Exercise requirements: Track down every line below that holds "Person" and copy it.

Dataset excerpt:

• • • •

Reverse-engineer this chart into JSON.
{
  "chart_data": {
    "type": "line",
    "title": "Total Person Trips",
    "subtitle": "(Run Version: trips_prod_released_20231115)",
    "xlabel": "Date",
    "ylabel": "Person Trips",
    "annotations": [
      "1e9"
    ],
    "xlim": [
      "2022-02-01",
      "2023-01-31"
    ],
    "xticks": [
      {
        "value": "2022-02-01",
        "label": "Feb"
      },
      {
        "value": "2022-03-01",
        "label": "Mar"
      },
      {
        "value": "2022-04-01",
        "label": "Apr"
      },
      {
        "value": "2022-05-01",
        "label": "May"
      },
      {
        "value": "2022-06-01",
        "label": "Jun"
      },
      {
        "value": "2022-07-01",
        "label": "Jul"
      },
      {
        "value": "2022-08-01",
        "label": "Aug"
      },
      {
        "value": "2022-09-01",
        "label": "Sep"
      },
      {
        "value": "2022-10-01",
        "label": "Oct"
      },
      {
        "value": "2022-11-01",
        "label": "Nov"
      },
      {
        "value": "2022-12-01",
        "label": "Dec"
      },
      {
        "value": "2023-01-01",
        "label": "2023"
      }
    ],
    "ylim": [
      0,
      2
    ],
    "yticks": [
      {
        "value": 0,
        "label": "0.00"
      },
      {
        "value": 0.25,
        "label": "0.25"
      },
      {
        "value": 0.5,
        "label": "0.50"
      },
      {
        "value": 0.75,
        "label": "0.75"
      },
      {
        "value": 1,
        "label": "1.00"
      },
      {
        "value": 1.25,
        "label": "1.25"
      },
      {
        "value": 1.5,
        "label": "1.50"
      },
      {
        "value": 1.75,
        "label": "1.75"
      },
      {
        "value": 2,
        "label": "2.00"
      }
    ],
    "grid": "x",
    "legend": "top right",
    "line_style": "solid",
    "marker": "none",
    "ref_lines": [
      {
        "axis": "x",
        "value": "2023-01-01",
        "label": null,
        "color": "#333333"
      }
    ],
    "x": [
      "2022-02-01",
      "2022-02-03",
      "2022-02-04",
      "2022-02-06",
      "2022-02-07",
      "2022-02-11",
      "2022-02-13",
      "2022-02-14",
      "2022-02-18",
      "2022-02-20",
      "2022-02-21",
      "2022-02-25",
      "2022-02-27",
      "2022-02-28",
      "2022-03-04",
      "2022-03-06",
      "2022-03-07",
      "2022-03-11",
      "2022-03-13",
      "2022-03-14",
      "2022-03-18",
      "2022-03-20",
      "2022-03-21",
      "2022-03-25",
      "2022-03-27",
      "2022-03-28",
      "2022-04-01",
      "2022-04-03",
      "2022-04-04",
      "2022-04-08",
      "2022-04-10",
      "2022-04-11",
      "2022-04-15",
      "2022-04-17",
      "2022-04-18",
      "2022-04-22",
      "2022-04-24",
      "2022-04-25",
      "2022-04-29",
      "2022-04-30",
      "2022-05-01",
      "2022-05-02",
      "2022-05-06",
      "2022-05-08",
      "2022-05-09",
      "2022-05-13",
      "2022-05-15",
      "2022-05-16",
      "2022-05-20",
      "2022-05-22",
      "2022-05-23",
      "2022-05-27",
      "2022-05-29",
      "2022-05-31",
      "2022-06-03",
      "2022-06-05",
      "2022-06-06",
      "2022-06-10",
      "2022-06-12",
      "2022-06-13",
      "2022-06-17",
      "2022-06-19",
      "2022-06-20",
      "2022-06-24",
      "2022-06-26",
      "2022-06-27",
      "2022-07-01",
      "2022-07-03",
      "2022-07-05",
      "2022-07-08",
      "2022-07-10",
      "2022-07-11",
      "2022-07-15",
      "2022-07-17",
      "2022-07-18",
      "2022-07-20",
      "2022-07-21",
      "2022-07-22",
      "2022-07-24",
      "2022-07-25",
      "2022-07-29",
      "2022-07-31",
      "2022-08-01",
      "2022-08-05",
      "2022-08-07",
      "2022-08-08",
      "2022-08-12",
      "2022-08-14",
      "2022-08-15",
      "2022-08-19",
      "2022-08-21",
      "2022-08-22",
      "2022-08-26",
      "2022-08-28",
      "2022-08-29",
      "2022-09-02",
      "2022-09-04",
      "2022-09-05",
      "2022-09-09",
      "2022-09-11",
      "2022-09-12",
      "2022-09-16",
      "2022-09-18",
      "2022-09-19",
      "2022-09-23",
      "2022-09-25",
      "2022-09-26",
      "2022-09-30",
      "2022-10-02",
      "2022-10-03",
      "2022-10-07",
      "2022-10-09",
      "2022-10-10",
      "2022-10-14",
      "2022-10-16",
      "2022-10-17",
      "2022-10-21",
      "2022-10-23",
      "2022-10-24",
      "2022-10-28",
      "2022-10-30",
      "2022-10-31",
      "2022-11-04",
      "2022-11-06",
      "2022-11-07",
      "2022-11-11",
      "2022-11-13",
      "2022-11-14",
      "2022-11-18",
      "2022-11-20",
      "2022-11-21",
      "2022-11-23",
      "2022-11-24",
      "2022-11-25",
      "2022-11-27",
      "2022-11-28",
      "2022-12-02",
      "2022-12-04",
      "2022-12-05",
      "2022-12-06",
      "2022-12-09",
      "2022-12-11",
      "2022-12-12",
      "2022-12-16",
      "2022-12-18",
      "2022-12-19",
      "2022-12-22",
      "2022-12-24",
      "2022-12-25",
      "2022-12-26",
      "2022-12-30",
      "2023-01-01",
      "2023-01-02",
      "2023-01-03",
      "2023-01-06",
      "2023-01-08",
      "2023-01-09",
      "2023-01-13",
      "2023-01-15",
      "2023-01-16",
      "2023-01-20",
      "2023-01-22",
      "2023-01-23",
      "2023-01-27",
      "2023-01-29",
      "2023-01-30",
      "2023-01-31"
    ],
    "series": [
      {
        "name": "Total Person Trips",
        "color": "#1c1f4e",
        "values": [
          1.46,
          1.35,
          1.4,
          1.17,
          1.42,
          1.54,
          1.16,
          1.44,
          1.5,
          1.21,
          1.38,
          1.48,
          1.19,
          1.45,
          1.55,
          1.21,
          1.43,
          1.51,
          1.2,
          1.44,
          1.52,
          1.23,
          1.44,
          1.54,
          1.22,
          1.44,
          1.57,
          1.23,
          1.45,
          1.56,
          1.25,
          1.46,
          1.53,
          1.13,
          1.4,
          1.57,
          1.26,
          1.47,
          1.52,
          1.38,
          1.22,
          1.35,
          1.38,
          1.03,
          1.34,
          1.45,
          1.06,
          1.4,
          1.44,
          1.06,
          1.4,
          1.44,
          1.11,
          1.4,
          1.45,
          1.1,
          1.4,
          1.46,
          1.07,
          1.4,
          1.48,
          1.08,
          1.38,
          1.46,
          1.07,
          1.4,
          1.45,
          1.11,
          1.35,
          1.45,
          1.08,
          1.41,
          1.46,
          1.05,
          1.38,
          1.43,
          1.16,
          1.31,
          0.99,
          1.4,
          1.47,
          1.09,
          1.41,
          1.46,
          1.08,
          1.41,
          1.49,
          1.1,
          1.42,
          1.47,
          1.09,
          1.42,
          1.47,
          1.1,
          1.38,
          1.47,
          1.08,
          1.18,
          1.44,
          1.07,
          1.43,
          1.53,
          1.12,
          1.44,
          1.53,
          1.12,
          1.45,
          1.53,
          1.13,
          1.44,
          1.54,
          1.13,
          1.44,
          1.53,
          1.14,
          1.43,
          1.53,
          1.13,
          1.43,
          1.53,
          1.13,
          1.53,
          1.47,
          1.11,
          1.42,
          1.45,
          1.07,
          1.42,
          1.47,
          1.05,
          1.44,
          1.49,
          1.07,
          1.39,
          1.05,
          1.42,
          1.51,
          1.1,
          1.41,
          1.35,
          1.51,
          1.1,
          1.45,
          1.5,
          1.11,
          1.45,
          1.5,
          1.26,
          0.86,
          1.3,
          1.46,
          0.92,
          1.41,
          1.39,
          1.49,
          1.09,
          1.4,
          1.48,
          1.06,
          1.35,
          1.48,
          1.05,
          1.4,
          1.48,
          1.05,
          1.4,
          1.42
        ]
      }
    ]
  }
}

• • • •

Result:
    "title": "Total Person Trips",
    "ylabel": "Person Trips",
        "name": "Total Person Trips",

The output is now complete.